== THE TASK ==
Write out the complete material exactly as it stands.

== DATA SUPPLIED ==
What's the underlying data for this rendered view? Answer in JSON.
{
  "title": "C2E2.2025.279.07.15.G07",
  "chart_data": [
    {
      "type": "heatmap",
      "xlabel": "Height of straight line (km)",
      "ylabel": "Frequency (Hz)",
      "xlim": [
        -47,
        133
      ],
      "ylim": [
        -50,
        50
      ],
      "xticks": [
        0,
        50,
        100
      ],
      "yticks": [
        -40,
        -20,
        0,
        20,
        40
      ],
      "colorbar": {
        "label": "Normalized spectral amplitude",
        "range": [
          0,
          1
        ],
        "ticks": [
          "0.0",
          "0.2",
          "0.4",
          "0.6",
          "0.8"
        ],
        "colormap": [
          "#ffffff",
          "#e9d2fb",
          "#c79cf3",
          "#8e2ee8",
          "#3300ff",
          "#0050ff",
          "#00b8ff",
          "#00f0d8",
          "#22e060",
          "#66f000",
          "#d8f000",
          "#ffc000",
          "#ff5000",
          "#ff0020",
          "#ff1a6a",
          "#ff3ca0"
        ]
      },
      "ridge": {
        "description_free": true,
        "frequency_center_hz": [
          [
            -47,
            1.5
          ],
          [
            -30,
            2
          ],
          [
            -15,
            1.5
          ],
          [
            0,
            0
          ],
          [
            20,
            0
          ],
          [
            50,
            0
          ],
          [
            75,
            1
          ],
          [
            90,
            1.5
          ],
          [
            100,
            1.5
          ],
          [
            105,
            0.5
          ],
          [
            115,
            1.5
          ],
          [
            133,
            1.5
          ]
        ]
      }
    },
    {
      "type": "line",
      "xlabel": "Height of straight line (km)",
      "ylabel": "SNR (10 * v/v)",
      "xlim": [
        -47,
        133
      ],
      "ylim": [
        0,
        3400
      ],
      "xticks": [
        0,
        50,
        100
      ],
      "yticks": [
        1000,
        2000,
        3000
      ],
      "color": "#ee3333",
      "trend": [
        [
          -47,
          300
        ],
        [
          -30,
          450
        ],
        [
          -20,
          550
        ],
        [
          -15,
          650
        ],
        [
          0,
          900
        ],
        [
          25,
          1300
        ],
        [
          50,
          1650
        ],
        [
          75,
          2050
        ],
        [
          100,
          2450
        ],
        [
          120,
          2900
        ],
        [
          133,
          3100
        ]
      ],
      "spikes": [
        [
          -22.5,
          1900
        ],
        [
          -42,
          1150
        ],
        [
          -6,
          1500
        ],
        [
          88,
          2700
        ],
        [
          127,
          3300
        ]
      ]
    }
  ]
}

== EXPECTED OUTPUT ==
What's the underlying data for this rendered view? Answer in JSON.
{
  "title": "C2E2.2025.279.07.15.G07",
  "chart_data": [
    {
      "type": "heatmap",
      "xlabel": "Height of straight line (km)",
      "ylabel": "Frequency (Hz)",
      "xlim": [
        -47,
        133
      ],
      "ylim": [
        -50,
        50
      ],
      "xticks": [
        0,
        50,
        100
      ],
      "yticks": [
        -40,
        -20,
        0,
        20,
        40
      ],
      "colorbar": {
        "label": "Normalized spectral amplitude",
        "range": [
          0,
          1
        ],
        "ticks": [
          "0.0",
          "0.2",
          "0.4",
          "0.6",
          "0.8"
        ],
        "colormap": [
          "#ffffff",
          "#e9d2fb",
          "#c79cf3",
          "#8e2ee8",
          "#3300ff",
          "#0050ff",
          "#00b8ff",
          "#00f0d8",
          "#22e060",
          "#66f000",
          "#d8f000",
          "#ffc000",
          "#ff5000",
          "#ff0020",
          "#ff1a6a",
          "#ff3ca0"
        ]
      },
      "ridge": {
        "description_free": true,
        "frequency_center_hz": [
          [
            -47,
            1.5
          ],
          [
            -30,
            2
          ],
          [
            -15,
            1.5
          ],
          [
            0,
            0
          ],
          [
            20,
            0
          ],
          [
            50,
            0
          ],
          [
            75,
            1
          ],
          [
            90,
            1.5
          ],
          [
            100,
            1.5
          ],
          [
            105,
            0.5
          ],
          [
            115,
            1.5
          ],
          [
            133,
            1.5
          ]
        ]
      }
    },
    {
      "type": "line",
      "xlabel": "Height of straight line (km)",
      "ylabel": "SNR (10 * v/v)",
      "xlim": [
        -47,
        133
      ],
      "ylim": [
        0,
        3400
      ],
      "xticks": [
        0,
        50,
        100
      ],
      "yticks": [
        1000,
        2000,
        3000
      ],
      "color": "#ee3333",
      "trend": [
        [
          -47,
          300
        ],
        [
          -30,
          450
        ],
        [
          -20,
          550
        ],
        [
          -15,
          650
        ],
        [
          0,
          900
        ],
        [
          25,
          1300
        ],
        [
          50,
          1650
        ],
        [
          75,
          2050
        ],
        [
          100,
          2450
        ],
        [
          120,
          2900
        ],
        [
          133,
          3100
        ]
      ],
      "spikes": [
        [
          -22.5,
          1900
        ],
        [
          -42,
          1150
        ],
        [
          -6,
          1500
        ],
        [
          88,
          2700
        ],
        [
          127,
          3300
        ]
      ]
    }
  ]
}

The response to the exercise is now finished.